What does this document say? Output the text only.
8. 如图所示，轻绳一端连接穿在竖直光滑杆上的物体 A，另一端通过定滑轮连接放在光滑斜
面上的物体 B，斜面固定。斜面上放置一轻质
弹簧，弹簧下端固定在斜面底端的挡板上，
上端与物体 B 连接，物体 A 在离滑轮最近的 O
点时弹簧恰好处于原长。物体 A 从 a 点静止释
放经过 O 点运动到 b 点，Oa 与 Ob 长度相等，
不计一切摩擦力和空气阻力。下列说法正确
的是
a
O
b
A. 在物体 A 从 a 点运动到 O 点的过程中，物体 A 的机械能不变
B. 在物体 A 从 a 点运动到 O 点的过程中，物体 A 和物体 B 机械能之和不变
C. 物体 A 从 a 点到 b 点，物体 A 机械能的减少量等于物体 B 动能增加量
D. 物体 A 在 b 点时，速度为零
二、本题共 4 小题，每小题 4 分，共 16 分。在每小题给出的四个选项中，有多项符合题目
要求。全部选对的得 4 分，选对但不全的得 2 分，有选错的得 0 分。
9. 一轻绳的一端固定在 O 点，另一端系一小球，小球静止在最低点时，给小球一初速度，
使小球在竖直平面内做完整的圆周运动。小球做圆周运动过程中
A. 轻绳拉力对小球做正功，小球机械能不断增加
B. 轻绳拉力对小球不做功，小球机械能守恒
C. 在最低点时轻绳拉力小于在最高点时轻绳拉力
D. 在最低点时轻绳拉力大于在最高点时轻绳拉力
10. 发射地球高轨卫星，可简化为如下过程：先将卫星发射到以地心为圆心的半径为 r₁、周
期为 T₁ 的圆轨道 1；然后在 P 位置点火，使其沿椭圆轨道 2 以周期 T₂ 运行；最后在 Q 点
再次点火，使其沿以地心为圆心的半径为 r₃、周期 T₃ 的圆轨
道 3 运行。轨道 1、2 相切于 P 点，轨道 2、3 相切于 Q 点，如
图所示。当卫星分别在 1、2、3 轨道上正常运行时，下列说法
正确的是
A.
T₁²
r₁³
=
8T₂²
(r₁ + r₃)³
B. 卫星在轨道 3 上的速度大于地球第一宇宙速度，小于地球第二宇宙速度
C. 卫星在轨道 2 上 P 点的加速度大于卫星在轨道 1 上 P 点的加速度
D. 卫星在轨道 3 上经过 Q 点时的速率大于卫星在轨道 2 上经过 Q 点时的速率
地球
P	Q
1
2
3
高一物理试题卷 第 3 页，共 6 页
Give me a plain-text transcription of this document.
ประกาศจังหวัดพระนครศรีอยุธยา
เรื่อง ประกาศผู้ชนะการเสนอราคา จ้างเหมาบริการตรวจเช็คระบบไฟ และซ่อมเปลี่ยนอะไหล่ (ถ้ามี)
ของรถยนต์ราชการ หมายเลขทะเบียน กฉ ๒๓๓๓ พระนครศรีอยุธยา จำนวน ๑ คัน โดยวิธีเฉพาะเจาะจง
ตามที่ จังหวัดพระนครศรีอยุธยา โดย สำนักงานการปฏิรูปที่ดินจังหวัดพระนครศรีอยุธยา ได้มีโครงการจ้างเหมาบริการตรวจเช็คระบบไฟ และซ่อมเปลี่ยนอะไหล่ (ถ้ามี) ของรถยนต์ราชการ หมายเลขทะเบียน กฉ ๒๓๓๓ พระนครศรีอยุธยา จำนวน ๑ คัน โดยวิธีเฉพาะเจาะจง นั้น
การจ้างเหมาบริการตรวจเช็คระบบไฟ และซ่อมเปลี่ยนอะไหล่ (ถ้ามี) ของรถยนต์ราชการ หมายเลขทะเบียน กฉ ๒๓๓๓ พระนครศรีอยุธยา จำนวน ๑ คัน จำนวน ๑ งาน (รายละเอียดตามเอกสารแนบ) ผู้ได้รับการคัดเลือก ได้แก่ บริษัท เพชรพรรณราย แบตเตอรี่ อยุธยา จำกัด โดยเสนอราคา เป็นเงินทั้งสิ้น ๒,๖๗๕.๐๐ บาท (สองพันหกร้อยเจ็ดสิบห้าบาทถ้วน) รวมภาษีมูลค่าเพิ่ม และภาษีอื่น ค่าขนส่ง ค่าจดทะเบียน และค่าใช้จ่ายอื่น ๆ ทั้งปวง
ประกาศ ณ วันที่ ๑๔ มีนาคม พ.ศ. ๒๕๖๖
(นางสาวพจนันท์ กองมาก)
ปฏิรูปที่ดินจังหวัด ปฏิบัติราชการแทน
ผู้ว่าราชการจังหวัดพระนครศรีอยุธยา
==================================================
> _Instruction_
Write out all the entries exactly.

> _Written response_
What does this document say? Output the text only.
8. 如图所示，轻绳一端连接穿在竖直光滑杆上的物体 A，另一端通过定滑轮连接放在光滑斜
面上的物体 B，斜面固定。斜面上放置一轻质
弹簧，弹簧下端固定在斜面底端的挡板上，
上端与物体 B 连接，物体 A 在离滑轮最近的 O
点时弹簧恰好处于原长。物体 A 从 a 点静止释
放经过 O 点运动到 b 点，Oa 与 Ob 长度相等，
不计一切摩擦力和空气阻力。下列说法正确
的是
a
O
b
A. 在物体 A 从 a 点运动到 O 点的过程中，物体 A 的机械能不变
B. 在物体 A 从 a 点运动到 O 点的过程中，物体 A 和物体 B 机械能之和不变
C. 物体 A 从 a 点到 b 点，物体 A 机械能的减少量等于物体 B 动能增加量
D. 物体 A 在 b 点时，速度为零
二、本题共 4 小题，每小题 4 分，共 16 分。在每小题给出的四个选项中，有多项符合题目
要求。全部选对的得 4 分，选对但不全的得 2 分，有选错的得 0 分。
9. 一轻绳的一端固定在 O 点，另一端系一小球，小球静止在最低点时，给小球一初速度，
使小球在竖直平面内做完整的圆周运动。小球做圆周运动过程中
A. 轻绳拉力对小球做正功，小球机械能不断增加
B. 轻绳拉力对小球不做功，小球机械能守恒
C. 在最低点时轻绳拉力小于在最高点时轻绳拉力
D. 在最低点时轻绳拉力大于在最高点时轻绳拉力
10. 发射地球高轨卫星，可简化为如下过程：先将卫星发射到以地心为圆心的半径为 r₁、周
期为 T₁ 的圆轨道 1；然后在 P 位置点火，使其沿椭圆轨道 2 以周期 T₂ 运行；最后在 Q 点
再次点火，使其沿以地心为圆心的半径为 r₃、周期 T₃ 的圆轨
道 3 运行。轨道 1、2 相切于 P 点，轨道 2、3 相切于 Q 点，如
图所示。当卫星分别在 1、2、3 轨道上正常运行时，下列说法
正确的是
A.
T₁²
r₁³
=
8T₂²
(r₁ + r₃)³
B. 卫星在轨道 3 上的速度大于地球第一宇宙速度，小于地球第二宇宙速度
C. 卫星在轨道 2 上 P 点的加速度大于卫星在轨道 1 上 P 点的加速度
D. 卫星在轨道 3 上经过 Q 点时的速率大于卫星在轨道 2 上经过 Q 点时的速率
地球
P	Q
1
2
3
高一物理试题卷 第 3 页，共 6 页
Give me a plain-text transcription of this document.
ประกาศจังหวัดพระนครศรีอยุธยา
เรื่อง ประกาศผู้ชนะการเสนอราคา จ้างเหมาบริการตรวจเช็คระบบไฟ และซ่อมเปลี่ยนอะไหล่ (ถ้ามี)
ของรถยนต์ราชการ หมายเลขทะเบียน กฉ ๒๓๓๓ พระนครศรีอยุธยา จำนวน ๑ คัน โดยวิธีเฉพาะเจาะจง
ตามที่ จังหวัดพระนครศรีอยุธยา โดย สำนักงานการปฏิรูปที่ดินจังหวัดพระนครศรีอยุธยา ได้มีโครงการจ้างเหมาบริการตรวจเช็คระบบไฟ และซ่อมเปลี่ยนอะไหล่ (ถ้ามี) ของรถยนต์ราชการ หมายเลขทะเบียน กฉ ๒๓๓๓ พระนครศรีอยุธยา จำนวน ๑ คัน โดยวิธีเฉพาะเจาะจง นั้น
การจ้างเหมาบริการตรวจเช็คระบบไฟ และซ่อมเปลี่ยนอะไหล่ (ถ้ามี) ของรถยนต์ราชการ หมายเลขทะเบียน กฉ ๒๓๓๓ พระนครศรีอยุธยา จำนวน ๑ คัน จำนวน ๑ งาน (รายละเอียดตามเอกสารแนบ) ผู้ได้รับการคัดเลือก ได้แก่ บริษัท เพชรพรรณราย แบตเตอรี่ อยุธยา จำกัด โดยเสนอราคา เป็นเงินทั้งสิ้น ๒,๖๗๕.๐๐ บาท (สองพันหกร้อยเจ็ดสิบห้าบาทถ้วน) รวมภาษีมูลค่าเพิ่ม และภาษีอื่น ค่าขนส่ง ค่าจดทะเบียน และค่าใช้จ่ายอื่น ๆ ทั้งปวง
ประกาศ ณ วันที่ ๑๔ มีนาคม พ.ศ. ๒๕๖๖
(นางสาวพจนันท์ กองมาก)
ปฏิรูปที่ดินจังหวัด ปฏิบัติราชการแทน
ผู้ว่าราชการจังหวัดพระนครศรีอยุธยา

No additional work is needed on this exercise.